(What you are asked to do): Copy each of the following rows verbatim.

══ Data records ══

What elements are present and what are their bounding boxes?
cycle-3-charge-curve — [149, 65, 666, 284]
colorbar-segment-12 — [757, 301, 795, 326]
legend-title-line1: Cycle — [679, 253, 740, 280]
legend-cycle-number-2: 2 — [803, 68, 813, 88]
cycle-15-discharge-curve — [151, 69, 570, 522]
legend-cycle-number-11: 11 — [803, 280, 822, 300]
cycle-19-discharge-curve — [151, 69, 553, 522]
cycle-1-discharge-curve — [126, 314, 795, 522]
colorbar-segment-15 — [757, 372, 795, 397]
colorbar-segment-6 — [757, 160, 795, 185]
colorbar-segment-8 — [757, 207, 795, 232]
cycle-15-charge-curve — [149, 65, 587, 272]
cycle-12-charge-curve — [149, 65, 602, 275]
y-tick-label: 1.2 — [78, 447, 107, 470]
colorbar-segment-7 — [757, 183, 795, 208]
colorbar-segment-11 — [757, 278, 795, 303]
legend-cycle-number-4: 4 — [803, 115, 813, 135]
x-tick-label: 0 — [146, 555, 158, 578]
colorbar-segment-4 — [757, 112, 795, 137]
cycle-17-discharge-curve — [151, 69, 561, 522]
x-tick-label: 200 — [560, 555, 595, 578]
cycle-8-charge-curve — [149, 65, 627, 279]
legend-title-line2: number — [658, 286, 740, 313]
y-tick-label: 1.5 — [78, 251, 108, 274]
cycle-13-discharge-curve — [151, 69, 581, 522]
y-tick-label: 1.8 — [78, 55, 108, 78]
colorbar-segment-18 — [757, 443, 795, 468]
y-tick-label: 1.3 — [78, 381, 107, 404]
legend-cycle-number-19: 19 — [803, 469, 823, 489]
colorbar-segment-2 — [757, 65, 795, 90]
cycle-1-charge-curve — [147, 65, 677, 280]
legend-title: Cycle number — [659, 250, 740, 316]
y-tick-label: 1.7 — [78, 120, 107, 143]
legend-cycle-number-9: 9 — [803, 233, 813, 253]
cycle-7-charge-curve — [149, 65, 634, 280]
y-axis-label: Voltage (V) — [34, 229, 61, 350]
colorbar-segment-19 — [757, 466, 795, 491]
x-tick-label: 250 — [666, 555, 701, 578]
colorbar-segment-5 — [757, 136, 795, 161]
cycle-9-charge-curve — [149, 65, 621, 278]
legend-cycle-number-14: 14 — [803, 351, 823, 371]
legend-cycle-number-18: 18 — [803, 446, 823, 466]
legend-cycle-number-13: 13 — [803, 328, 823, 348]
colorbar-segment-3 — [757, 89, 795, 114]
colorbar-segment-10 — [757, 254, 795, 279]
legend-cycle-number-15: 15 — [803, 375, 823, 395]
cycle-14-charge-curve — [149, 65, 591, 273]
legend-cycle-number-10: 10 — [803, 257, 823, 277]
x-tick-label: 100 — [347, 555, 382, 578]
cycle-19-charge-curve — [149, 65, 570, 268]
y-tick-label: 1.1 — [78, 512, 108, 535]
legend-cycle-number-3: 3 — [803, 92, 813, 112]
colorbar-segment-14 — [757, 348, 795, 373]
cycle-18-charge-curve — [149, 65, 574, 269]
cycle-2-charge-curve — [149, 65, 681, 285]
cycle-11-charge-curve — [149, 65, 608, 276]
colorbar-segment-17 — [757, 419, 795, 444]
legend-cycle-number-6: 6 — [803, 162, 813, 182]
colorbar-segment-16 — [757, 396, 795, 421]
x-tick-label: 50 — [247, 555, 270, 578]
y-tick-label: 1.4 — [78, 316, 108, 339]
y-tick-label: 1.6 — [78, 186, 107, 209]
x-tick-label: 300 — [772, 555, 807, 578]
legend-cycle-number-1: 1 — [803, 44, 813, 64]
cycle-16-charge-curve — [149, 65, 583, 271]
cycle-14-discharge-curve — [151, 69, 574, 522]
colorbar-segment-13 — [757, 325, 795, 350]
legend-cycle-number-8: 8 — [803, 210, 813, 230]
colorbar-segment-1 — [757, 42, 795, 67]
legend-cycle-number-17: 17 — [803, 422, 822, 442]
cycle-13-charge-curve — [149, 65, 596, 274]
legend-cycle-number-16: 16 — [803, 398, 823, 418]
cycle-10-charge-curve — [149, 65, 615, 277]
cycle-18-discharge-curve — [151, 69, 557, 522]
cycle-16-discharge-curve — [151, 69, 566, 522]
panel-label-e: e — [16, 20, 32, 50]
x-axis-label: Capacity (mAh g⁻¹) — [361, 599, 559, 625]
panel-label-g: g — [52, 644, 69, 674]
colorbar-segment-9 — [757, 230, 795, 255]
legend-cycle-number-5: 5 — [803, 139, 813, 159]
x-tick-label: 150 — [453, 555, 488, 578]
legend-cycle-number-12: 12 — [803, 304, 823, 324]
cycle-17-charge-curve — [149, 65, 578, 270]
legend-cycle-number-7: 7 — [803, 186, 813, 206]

═══

(Final result):
What elements are present and what are their bounding boxes?
cycle-3-charge-curve — [149, 65, 666, 284]
colorbar-segment-12 — [757, 301, 795, 326]
legend-title-line1: Cycle — [679, 253, 740, 280]
legend-cycle-number-2: 2 — [803, 68, 813, 88]
cycle-15-discharge-curve — [151, 69, 570, 522]
legend-cycle-number-11: 11 — [803, 280, 822, 300]
cycle-19-discharge-curve — [151, 69, 553, 522]
cycle-1-discharge-curve — [126, 314, 795, 522]
colorbar-segment-15 — [757, 372, 795, 397]
colorbar-segment-6 — [757, 160, 795, 185]
colorbar-segment-8 — [757, 207, 795, 232]
cycle-15-charge-curve — [149, 65, 587, 272]
cycle-12-charge-curve — [149, 65, 602, 275]
y-tick-label: 1.2 — [78, 447, 107, 470]
colorbar-segment-7 — [757, 183, 795, 208]
colorbar-segment-11 — [757, 278, 795, 303]
legend-cycle-number-4: 4 — [803, 115, 813, 135]
x-tick-label: 0 — [146, 555, 158, 578]
colorbar-segment-4 — [757, 112, 795, 137]
cycle-17-discharge-curve — [151, 69, 561, 522]
x-tick-label: 200 — [560, 555, 595, 578]
cycle-8-charge-curve — [149, 65, 627, 279]
legend-title-line2: number — [658, 286, 740, 313]
y-tick-label: 1.5 — [78, 251, 108, 274]
cycle-13-discharge-curve — [151, 69, 581, 522]
y-tick-label: 1.8 — [78, 55, 108, 78]
colorbar-segment-18 — [757, 443, 795, 468]
y-tick-label: 1.3 — [78, 381, 107, 404]
legend-cycle-number-19: 19 — [803, 469, 823, 489]
colorbar-segment-2 — [757, 65, 795, 90]
cycle-1-charge-curve — [147, 65, 677, 280]
legend-title: Cycle number — [659, 250, 740, 316]
y-tick-label: 1.7 — [78, 120, 107, 143]
legend-cycle-number-9: 9 — [803, 233, 813, 253]
cycle-7-charge-curve — [149, 65, 634, 280]
y-axis-label: Voltage (V) — [34, 229, 61, 350]
colorbar-segment-19 — [757, 466, 795, 491]
x-tick-label: 250 — [666, 555, 701, 578]
colorbar-segment-5 — [757, 136, 795, 161]
cycle-9-charge-curve — [149, 65, 621, 278]
legend-cycle-number-14: 14 — [803, 351, 823, 371]
legend-cycle-number-18: 18 — [803, 446, 823, 466]
legend-cycle-number-13: 13 — [803, 328, 823, 348]
colorbar-segment-3 — [757, 89, 795, 114]
colorbar-segment-10 — [757, 254, 795, 279]
legend-cycle-number-15: 15 — [803, 375, 823, 395]
cycle-14-charge-curve — [149, 65, 591, 273]
legend-cycle-number-10: 10 — [803, 257, 823, 277]
x-tick-label: 100 — [347, 555, 382, 578]
cycle-19-charge-curve — [149, 65, 570, 268]
y-tick-label: 1.1 — [78, 512, 108, 535]
legend-cycle-number-3: 3 — [803, 92, 813, 112]
colorbar-segment-14 — [757, 348, 795, 373]
cycle-18-charge-curve — [149, 65, 574, 269]
cycle-2-charge-curve — [149, 65, 681, 285]
cycle-11-charge-curve — [149, 65, 608, 276]
colorbar-segment-17 — [757, 419, 795, 444]
legend-cycle-number-6: 6 — [803, 162, 813, 182]
colorbar-segment-16 — [757, 396, 795, 421]
x-tick-label: 50 — [247, 555, 270, 578]
y-tick-label: 1.4 — [78, 316, 108, 339]
y-tick-label: 1.6 — [78, 186, 107, 209]
x-tick-label: 300 — [772, 555, 807, 578]
legend-cycle-number-1: 1 — [803, 44, 813, 64]
cycle-16-charge-curve — [149, 65, 583, 271]
cycle-14-discharge-curve — [151, 69, 574, 522]
colorbar-segment-13 — [757, 325, 795, 350]
legend-cycle-number-8: 8 — [803, 210, 813, 230]
colorbar-segment-1 — [757, 42, 795, 67]
legend-cycle-number-17: 17 — [803, 422, 822, 442]
cycle-13-charge-curve — [149, 65, 596, 274]
legend-cycle-number-16: 16 — [803, 398, 823, 418]
cycle-10-charge-curve — [149, 65, 615, 277]
cycle-18-discharge-curve — [151, 69, 557, 522]
cycle-16-discharge-curve — [151, 69, 566, 522]
panel-label-e: e — [16, 20, 32, 50]
x-axis-label: Capacity (mAh g⁻¹) — [361, 599, 559, 625]
panel-label-g: g — [52, 644, 69, 674]
colorbar-segment-9 — [757, 230, 795, 255]
legend-cycle-number-5: 5 — [803, 139, 813, 159]
x-tick-label: 150 — [453, 555, 488, 578]
legend-cycle-number-12: 12 — [803, 304, 823, 324]
cycle-17-charge-curve — [149, 65, 578, 270]
legend-cycle-number-7: 7 — [803, 186, 813, 206]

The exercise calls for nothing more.